_Exercise_. Rewrite the part of the listing that opens with its first line and closes with the line containing "388, 684, 430]" as a numbered list, leaving out any blank lines.

------------

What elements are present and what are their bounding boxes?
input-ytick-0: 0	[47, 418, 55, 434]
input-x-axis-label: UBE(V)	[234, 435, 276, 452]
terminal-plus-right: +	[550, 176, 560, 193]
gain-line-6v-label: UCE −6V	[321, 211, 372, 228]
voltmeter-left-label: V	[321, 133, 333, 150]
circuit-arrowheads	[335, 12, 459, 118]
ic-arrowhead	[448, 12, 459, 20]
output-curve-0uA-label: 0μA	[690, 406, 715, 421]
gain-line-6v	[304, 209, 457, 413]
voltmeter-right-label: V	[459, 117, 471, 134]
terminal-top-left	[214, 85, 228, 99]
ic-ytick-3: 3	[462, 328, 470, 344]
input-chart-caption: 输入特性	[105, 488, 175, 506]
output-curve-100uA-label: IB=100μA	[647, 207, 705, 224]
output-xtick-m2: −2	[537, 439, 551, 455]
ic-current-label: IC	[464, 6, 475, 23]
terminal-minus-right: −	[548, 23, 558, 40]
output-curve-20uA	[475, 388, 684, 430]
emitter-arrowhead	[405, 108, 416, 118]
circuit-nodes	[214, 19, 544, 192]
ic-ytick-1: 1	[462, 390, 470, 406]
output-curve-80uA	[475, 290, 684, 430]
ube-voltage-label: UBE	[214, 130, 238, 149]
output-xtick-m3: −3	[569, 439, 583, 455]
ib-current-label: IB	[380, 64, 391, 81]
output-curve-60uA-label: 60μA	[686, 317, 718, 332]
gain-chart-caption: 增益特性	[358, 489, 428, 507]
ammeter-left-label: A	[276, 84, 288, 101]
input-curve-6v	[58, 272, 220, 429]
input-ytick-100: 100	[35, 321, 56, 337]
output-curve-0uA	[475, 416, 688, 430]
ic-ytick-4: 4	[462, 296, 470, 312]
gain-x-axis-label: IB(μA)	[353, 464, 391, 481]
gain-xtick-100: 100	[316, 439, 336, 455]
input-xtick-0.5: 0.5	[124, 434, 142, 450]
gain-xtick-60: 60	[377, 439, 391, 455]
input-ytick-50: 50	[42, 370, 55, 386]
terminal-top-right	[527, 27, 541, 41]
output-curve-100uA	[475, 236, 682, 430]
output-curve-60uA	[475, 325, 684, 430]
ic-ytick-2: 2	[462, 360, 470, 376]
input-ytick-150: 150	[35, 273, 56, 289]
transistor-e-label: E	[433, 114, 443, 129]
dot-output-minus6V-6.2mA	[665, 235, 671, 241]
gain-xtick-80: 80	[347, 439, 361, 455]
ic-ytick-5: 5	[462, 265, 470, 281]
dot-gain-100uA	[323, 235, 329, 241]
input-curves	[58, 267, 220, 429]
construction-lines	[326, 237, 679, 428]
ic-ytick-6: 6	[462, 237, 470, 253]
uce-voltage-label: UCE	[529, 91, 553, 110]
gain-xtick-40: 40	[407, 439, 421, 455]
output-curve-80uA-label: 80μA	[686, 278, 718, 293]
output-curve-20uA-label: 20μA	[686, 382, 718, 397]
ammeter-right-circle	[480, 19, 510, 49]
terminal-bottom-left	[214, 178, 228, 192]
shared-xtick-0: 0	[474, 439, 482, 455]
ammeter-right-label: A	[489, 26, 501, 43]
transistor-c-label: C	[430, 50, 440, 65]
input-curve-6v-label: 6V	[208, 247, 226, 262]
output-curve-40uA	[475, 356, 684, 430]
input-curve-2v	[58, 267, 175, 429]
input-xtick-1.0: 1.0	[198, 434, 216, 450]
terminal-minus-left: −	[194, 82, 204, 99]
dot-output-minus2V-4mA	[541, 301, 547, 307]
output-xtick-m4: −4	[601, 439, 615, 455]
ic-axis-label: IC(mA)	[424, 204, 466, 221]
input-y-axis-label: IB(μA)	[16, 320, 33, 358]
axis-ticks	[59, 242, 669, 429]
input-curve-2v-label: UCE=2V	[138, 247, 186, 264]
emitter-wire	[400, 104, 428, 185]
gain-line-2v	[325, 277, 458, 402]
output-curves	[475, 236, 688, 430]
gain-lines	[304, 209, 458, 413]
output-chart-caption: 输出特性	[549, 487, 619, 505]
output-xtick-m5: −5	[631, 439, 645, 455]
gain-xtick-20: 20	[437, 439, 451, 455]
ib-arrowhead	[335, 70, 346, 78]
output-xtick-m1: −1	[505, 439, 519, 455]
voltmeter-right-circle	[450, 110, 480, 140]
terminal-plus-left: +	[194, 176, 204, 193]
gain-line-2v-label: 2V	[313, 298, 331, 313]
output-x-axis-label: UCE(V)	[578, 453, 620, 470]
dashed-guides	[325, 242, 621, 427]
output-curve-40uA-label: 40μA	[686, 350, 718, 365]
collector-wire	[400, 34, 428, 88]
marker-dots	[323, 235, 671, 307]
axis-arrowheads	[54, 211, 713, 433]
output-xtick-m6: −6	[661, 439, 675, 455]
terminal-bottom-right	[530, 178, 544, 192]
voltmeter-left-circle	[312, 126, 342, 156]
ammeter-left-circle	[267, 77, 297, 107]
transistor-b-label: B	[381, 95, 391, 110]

------------

_The answer_.
1. What elements are present and what are their bounding boxes?
2. input-ytick-0: 0	[47, 418, 55, 434]
3. input-x-axis-label: UBE(V)	[234, 435, 276, 452]
4. terminal-plus-right: +	[550, 176, 560, 193]
5. gain-line-6v-label: UCE −6V	[321, 211, 372, 228]
6. voltmeter-left-label: V	[321, 133, 333, 150]
7. circuit-arrowheads	[335, 12, 459, 118]
8. ic-arrowhead	[448, 12, 459, 20]
9. output-curve-0uA-label: 0μA	[690, 406, 715, 421]
10. gain-line-6v	[304, 209, 457, 413]
11. voltmeter-right-label: V	[459, 117, 471, 134]
12. terminal-top-left	[214, 85, 228, 99]
13. ic-ytick-3: 3	[462, 328, 470, 344]
14. input-chart-caption: 输入特性	[105, 488, 175, 506]
15. output-curve-100uA-label: IB=100μA	[647, 207, 705, 224]
16. output-xtick-m2: −2	[537, 439, 551, 455]
17. ic-current-label: IC	[464, 6, 475, 23]
18. terminal-minus-right: −	[548, 23, 558, 40]
19. output-curve-20uA	[475, 388, 684, 430]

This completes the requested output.